### Description of the task
All the data should come back exactly as it was given.

### Records for processing
·····

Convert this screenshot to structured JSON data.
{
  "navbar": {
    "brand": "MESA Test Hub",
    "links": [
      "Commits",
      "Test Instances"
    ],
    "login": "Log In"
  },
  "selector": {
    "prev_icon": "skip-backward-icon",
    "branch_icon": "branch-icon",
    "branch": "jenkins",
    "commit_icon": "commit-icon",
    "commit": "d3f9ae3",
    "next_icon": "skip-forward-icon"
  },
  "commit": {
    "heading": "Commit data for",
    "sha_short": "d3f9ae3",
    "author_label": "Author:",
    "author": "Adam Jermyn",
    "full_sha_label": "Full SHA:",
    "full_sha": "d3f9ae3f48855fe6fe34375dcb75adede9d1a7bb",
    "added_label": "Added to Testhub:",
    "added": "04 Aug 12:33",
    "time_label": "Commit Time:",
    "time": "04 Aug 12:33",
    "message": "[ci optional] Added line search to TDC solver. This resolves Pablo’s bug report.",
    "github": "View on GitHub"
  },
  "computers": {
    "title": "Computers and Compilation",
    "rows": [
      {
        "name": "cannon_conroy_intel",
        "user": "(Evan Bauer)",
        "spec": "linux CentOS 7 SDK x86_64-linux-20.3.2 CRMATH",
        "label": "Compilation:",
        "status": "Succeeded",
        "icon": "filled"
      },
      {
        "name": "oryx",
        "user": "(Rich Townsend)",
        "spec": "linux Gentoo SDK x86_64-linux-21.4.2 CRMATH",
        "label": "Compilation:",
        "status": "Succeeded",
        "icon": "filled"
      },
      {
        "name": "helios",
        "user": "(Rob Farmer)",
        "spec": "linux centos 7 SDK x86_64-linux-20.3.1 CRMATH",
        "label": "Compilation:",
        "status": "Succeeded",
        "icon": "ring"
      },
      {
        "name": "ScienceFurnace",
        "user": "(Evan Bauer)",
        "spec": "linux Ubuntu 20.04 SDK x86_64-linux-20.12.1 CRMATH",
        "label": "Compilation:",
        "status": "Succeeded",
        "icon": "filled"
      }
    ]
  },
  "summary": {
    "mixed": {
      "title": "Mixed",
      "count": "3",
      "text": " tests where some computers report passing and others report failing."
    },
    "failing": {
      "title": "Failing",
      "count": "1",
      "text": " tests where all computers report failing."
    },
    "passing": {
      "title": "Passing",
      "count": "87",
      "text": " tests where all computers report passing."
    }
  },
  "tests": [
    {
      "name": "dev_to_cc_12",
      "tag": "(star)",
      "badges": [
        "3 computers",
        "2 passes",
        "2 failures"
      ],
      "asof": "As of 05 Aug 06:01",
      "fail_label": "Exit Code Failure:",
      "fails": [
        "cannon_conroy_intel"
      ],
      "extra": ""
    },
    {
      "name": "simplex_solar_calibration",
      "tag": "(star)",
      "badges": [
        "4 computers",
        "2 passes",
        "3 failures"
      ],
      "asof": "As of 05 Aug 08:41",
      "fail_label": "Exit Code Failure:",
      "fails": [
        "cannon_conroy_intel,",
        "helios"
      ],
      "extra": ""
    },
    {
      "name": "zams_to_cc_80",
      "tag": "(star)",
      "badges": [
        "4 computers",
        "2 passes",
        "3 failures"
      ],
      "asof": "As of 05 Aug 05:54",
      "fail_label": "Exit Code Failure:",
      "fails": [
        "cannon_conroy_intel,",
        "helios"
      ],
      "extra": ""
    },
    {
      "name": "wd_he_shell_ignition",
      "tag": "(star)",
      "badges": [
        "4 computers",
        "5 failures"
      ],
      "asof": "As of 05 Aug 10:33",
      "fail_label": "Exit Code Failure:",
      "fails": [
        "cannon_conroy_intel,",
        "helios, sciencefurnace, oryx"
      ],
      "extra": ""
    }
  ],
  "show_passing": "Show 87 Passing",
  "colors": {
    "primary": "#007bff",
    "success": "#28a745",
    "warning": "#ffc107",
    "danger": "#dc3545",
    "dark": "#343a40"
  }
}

·····

### Completed task
Convert this screenshot to structured JSON data.
{
  "navbar": {
    "brand": "MESA Test Hub",
    "links": [
      "Commits",
      "Test Instances"
    ],
    "login": "Log In"
  },
  "selector": {
    "prev_icon": "skip-backward-icon",
    "branch_icon": "branch-icon",
    "branch": "jenkins",
    "commit_icon": "commit-icon",
    "commit": "d3f9ae3",
    "next_icon": "skip-forward-icon"
  },
  "commit": {
    "heading": "Commit data for",
    "sha_short": "d3f9ae3",
    "author_label": "Author:",
    "author": "Adam Jermyn",
    "full_sha_label": "Full SHA:",
    "full_sha": "d3f9ae3f48855fe6fe34375dcb75adede9d1a7bb",
    "added_label": "Added to Testhub:",
    "added": "04 Aug 12:33",
    "time_label": "Commit Time:",
    "time": "04 Aug 12:33",
    "message": "[ci optional] Added line search to TDC solver. This resolves Pablo’s bug report.",
    "github": "View on GitHub"
  },
  "computers": {
    "title": "Computers and Compilation",
    "rows": [
      {
        "name": "cannon_conroy_intel",
        "user": "(Evan Bauer)",
        "spec": "linux CentOS 7 SDK x86_64-linux-20.3.2 CRMATH",
        "label": "Compilation:",
        "status": "Succeeded",
        "icon": "filled"
      },
      {
        "name": "oryx",
        "user": "(Rich Townsend)",
        "spec": "linux Gentoo SDK x86_64-linux-21.4.2 CRMATH",
        "label": "Compilation:",
        "status": "Succeeded",
        "icon": "filled"
      },
      {
        "name": "helios",
        "user": "(Rob Farmer)",
        "spec": "linux centos 7 SDK x86_64-linux-20.3.1 CRMATH",
        "label": "Compilation:",
        "status": "Succeeded",
        "icon": "ring"
      },
      {
        "name": "ScienceFurnace",
        "user": "(Evan Bauer)",
        "spec": "linux Ubuntu 20.04 SDK x86_64-linux-20.12.1 CRMATH",
        "label": "Compilation:",
        "status": "Succeeded",
        "icon": "filled"
      }
    ]
  },
  "summary": {
    "mixed": {
      "title": "Mixed",
      "count": "3",
      "text": " tests where some computers report passing and others report failing."
    },
    "failing": {
      "title": "Failing",
      "count": "1",
      "text": " tests where all computers report failing."
    },
    "passing": {
      "title": "Passing",
      "count": "87",
      "text": " tests where all computers report passing."
    }
  },
  "tests": [
    {
      "name": "dev_to_cc_12",
      "tag": "(star)",
      "badges": [
        "3 computers",
        "2 passes",
        "2 failures"
      ],
      "asof": "As of 05 Aug 06:01",
      "fail_label": "Exit Code Failure:",
      "fails": [
        "cannon_conroy_intel"
      ],
      "extra": ""
    },
    {
      "name": "simplex_solar_calibration",
      "tag": "(star)",
      "badges": [
        "4 computers",
        "2 passes",
        "3 failures"
      ],
      "asof": "As of 05 Aug 08:41",
      "fail_label": "Exit Code Failure:",
      "fails": [
        "cannon_conroy_intel,",
        "helios"
      ],
      "extra": ""
    },
    {
      "name": "zams_to_cc_80",
      "tag": "(star)",
      "badges": [
        "4 computers",
        "2 passes",
        "3 failures"
      ],
      "asof": "As of 05 Aug 05:54",
      "fail_label": "Exit Code Failure:",
      "fails": [
        "cannon_conroy_intel,",
        "helios"
      ],
      "extra": ""
    },
    {
      "name": "wd_he_shell_ignition",
      "tag": "(star)",
      "badges": [
        "4 computers",
        "5 failures"
      ],
      "asof": "As of 05 Aug 10:33",
      "fail_label": "Exit Code Failure:",
      "fails": [
        "cannon_conroy_intel,",
        "helios, sciencefurnace, oryx"
      ],
      "extra": ""
    }
  ],
  "show_passing": "Show 87 Passing",
  "colors": {
    "primary": "#007bff",
    "success": "#28a745",
    "warning": "#ffc107",
    "danger": "#dc3545",
    "dark": "#343a40"
  }
}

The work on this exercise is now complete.